(Extracted records)
------------------------------------------------------------------------

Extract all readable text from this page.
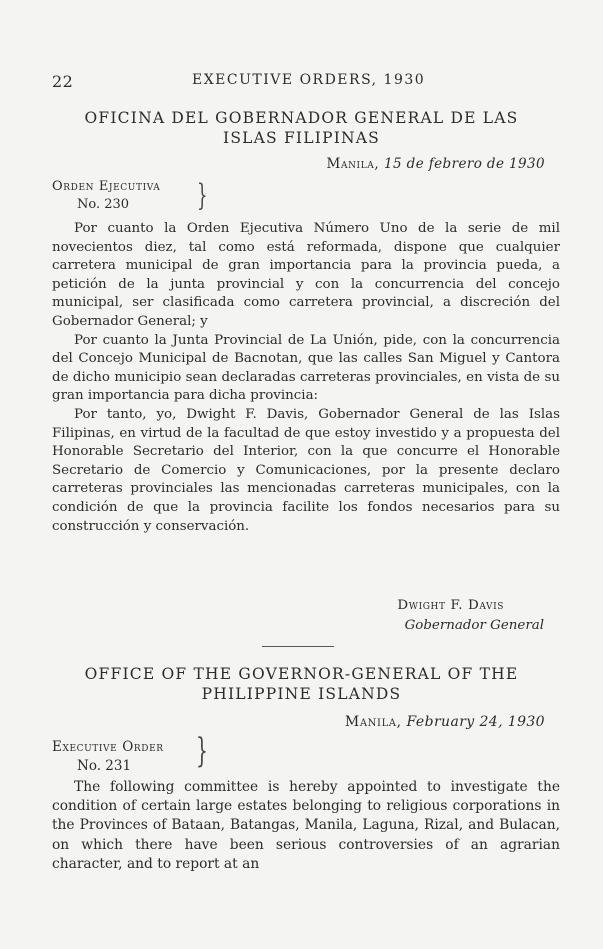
22	EXECUTIVE ORDERS, 1930
OFICINA DEL GOBERNADOR GENERAL DE LAS
ISLAS FILIPINAS
Manila, 15 de febrero de 1930
Orden Ejecutiva
No. 230	}

Por cuanto la Orden Ejecutiva Número Uno de la serie de mil novecientos diez, tal como está reformada, dispone que cualquier carretera municipal de gran importancia para la provincia pueda, a petición de la junta provincial y con la concurrencia del concejo municipal, ser clasificada como carretera provincial, a discreción del Gobernador General; y

Por cuanto la Junta Provincial de La Unión, pide, con la concurrencia del Concejo Municipal de Bacnotan, que las calles San Miguel y Cantora de dicho municipio sean declaradas carreteras provinciales, en vista de su gran importancia para dicha provincia:

Por tanto, yo, Dwight F. Davis, Gobernador General de las Islas Filipinas, en virtud de la facultad de que estoy investido y a propuesta del Honorable Secretario del Interior, con la que concurre el Honorable Secretario de Comercio y Comunicaciones, por la presente declaro carreteras provinciales las mencionadas carreteras municipales, con la condición de que la provincia facilite los fondos necesarios para su construcción y conservación.

Dwight F. Davis
Gobernador General
OFFICE OF THE GOVERNOR-GENERAL OF THE
PHILIPPINE ISLANDS
Manila, February 24, 1930
Executive Order
No. 231	}

The following committee is hereby appointed to investigate the condition of certain large estates belonging to religious corporations in the Provinces of Bataan, Batangas, Manila, Laguna, Rizal, and Bulacan, on which there have been serious controversies of an agrarian character, and to report at an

------------------------------------------------------------------------

Directions for this task:
Take the entries shown above and quote them verbatim, passing over the pictures.

Answer to this exercise:
Extract all readable text from this page.
22	EXECUTIVE ORDERS, 1930
OFICINA DEL GOBERNADOR GENERAL DE LAS
ISLAS FILIPINAS
Manila, 15 de febrero de 1930
Orden Ejecutiva
No. 230	}

Por cuanto la Orden Ejecutiva Número Uno de la serie de mil novecientos diez, tal como está reformada, dispone que cualquier carretera municipal de gran importancia para la provincia pueda, a petición de la junta provincial y con la concurrencia del concejo municipal, ser clasificada como carretera provincial, a discreción del Gobernador General; y

Por cuanto la Junta Provincial de La Unión, pide, con la concurrencia del Concejo Municipal de Bacnotan, que las calles San Miguel y Cantora de dicho municipio sean declaradas carreteras provinciales, en vista de su gran importancia para dicha provincia:

Por tanto, yo, Dwight F. Davis, Gobernador General de las Islas Filipinas, en virtud de la facultad de que estoy investido y a propuesta del Honorable Secretario del Interior, con la que concurre el Honorable Secretario de Comercio y Comunicaciones, por la presente declaro carreteras provinciales las mencionadas carreteras municipales, con la condición de que la provincia facilite los fondos necesarios para su construcción y conservación.

Dwight F. Davis
Gobernador General
OFFICE OF THE GOVERNOR-GENERAL OF THE
PHILIPPINE ISLANDS
Manila, February 24, 1930
Executive Order
No. 231	}

The following committee is hereby appointed to investigate the condition of certain large estates belonging to religious corporations in the Provinces of Bataan, Batangas, Manila, Laguna, Rizal, and Bulacan, on which there have been serious controversies of an agrarian character, and to report at an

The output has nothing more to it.